**AIM:**
Reproduce all of the data below without alteration; exclude every picture.

**SUPPLIED MATERIAL:**

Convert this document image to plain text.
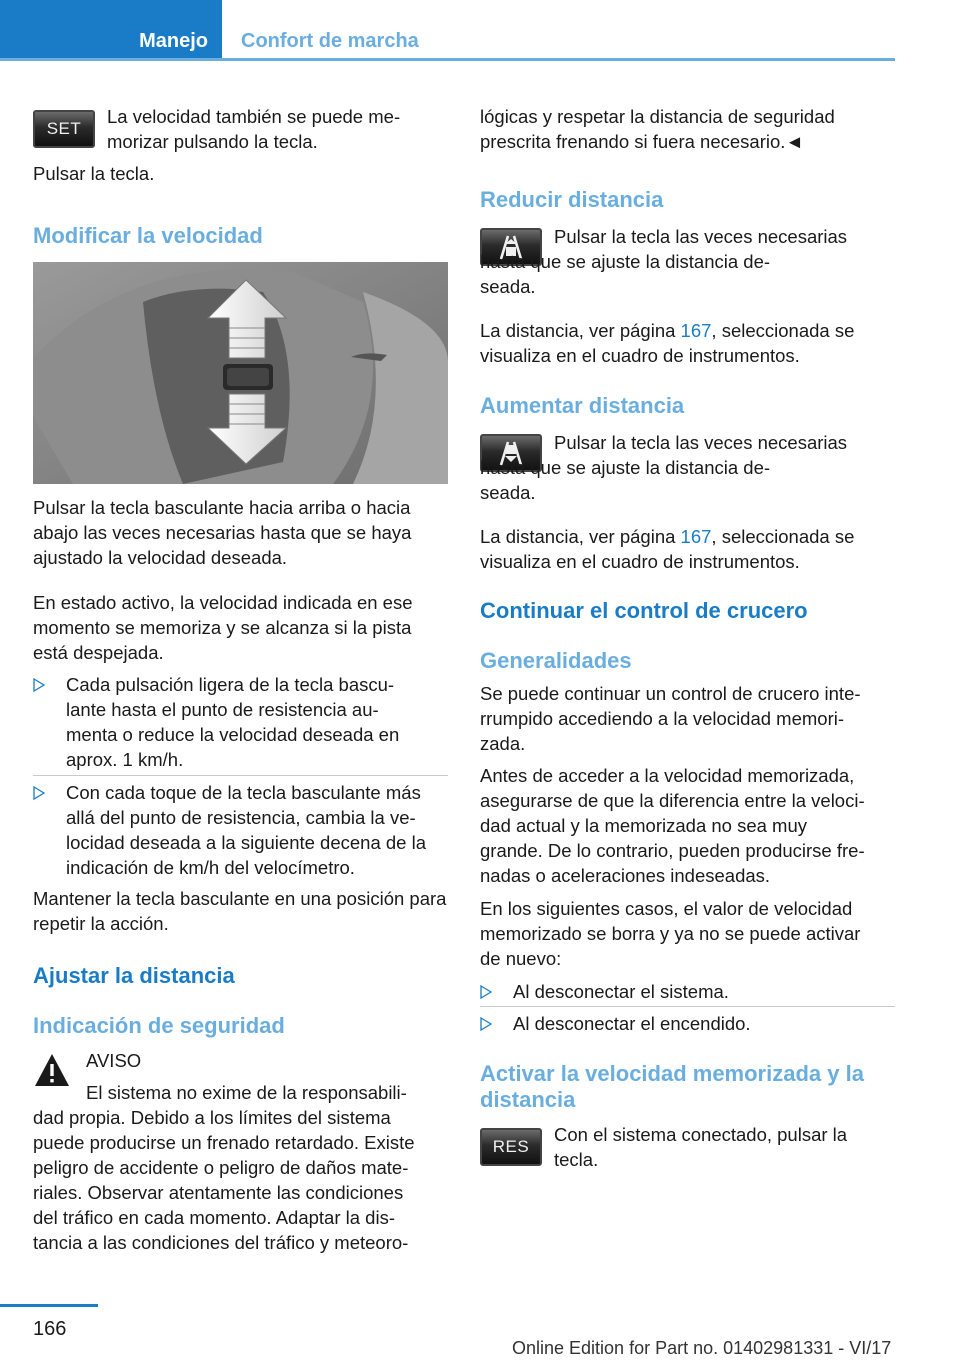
Manejo Confort de marcha
SET
La velocidad también se puede me-
morizar pulsando la tecla.
Pulsar la tecla.
Modificar la velocidad
Pulsar la tecla basculante hacia arriba o hacia abajo las veces necesarias hasta que se haya ajustado la velocidad deseada.
En estado activo, la velocidad indicada en ese momento se memoriza y se alcanza si la pista está despejada.
Cada pulsación ligera de la tecla bascu-
lante hasta el punto de resistencia au-
menta o reduce la velocidad deseada en
aprox. 1 km/h.
Con cada toque de la tecla basculante más
allá del punto de resistencia, cambia la ve-
locidad deseada a la siguiente decena de la
indicación de km/h del velocímetro.
Mantener la tecla basculante en una posición para repetir la acción.
Ajustar la distancia
Indicación de seguridad
AVISO
El sistema no exime de la responsabili-
dad propia. Debido a los límites del sistema
puede producirse un frenado retardado. Existe
peligro de accidente o peligro de daños mate-
riales. Observar atentamente las condiciones
del tráfico en cada momento. Adaptar la dis-
tancia a las condiciones del tráfico y meteoro-
lógicas y respetar la distancia de seguridad
prescrita frenando si fuera necesario.◄
Reducir distancia
Pulsar la tecla las veces necesarias
hasta que se ajuste la distancia de-
seada.
La distancia, ver página 167, seleccionada se
visualiza en el cuadro de instrumentos.
Aumentar distancia
Pulsar la tecla las veces necesarias
hasta que se ajuste la distancia de-
seada.
La distancia, ver página 167, seleccionada se
visualiza en el cuadro de instrumentos.
Continuar el control de crucero
Generalidades
Se puede continuar un control de crucero inte-
rrumpido accediendo a la velocidad memori-
zada.
Antes de acceder a la velocidad memorizada,
asegurarse de que la diferencia entre la veloci-
dad actual y la memorizada no sea muy
grande. De lo contrario, pueden producirse fre-
nadas o aceleraciones indeseadas.
En los siguientes casos, el valor de velocidad
memorizado se borra y ya no se puede activar
de nuevo:
Al desconectar el sistema.
Al desconectar el encendido.
Activar la velocidad memorizada y la
distancia
RES
Con el sistema conectado, pulsar la
tecla.
166
Online Edition for Part no. 01402981331 - VI/17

**COMPLETE RESPONSE:**
Convert this document image to plain text.
Manejo Confort de marcha
SET
La velocidad también se puede me-
morizar pulsando la tecla.
Pulsar la tecla.
Modificar la velocidad
Pulsar la tecla basculante hacia arriba o hacia abajo las veces necesarias hasta que se haya ajustado la velocidad deseada.
En estado activo, la velocidad indicada en ese momento se memoriza y se alcanza si la pista está despejada.
Cada pulsación ligera de la tecla bascu-
lante hasta el punto de resistencia au-
menta o reduce la velocidad deseada en
aprox. 1 km/h.
Con cada toque de la tecla basculante más
allá del punto de resistencia, cambia la ve-
locidad deseada a la siguiente decena de la
indicación de km/h del velocímetro.
Mantener la tecla basculante en una posición para repetir la acción.
Ajustar la distancia
Indicación de seguridad
AVISO
El sistema no exime de la responsabili-
dad propia. Debido a los límites del sistema
puede producirse un frenado retardado. Existe
peligro de accidente o peligro de daños mate-
riales. Observar atentamente las condiciones
del tráfico en cada momento. Adaptar la dis-
tancia a las condiciones del tráfico y meteoro-
lógicas y respetar la distancia de seguridad
prescrita frenando si fuera necesario.◄
Reducir distancia
Pulsar la tecla las veces necesarias
hasta que se ajuste la distancia de-
seada.
La distancia, ver página 167, seleccionada se
visualiza en el cuadro de instrumentos.
Aumentar distancia
Pulsar la tecla las veces necesarias
hasta que se ajuste la distancia de-
seada.
La distancia, ver página 167, seleccionada se
visualiza en el cuadro de instrumentos.
Continuar el control de crucero
Generalidades
Se puede continuar un control de crucero inte-
rrumpido accediendo a la velocidad memori-
zada.
Antes de acceder a la velocidad memorizada,
asegurarse de que la diferencia entre la veloci-
dad actual y la memorizada no sea muy
grande. De lo contrario, pueden producirse fre-
nadas o aceleraciones indeseadas.
En los siguientes casos, el valor de velocidad
memorizado se borra y ya no se puede activar
de nuevo:
Al desconectar el sistema.
Al desconectar el encendido.
Activar la velocidad memorizada y la
distancia
RES
Con el sistema conectado, pulsar la
tecla.
166
Online Edition for Part no. 01402981331 - VI/17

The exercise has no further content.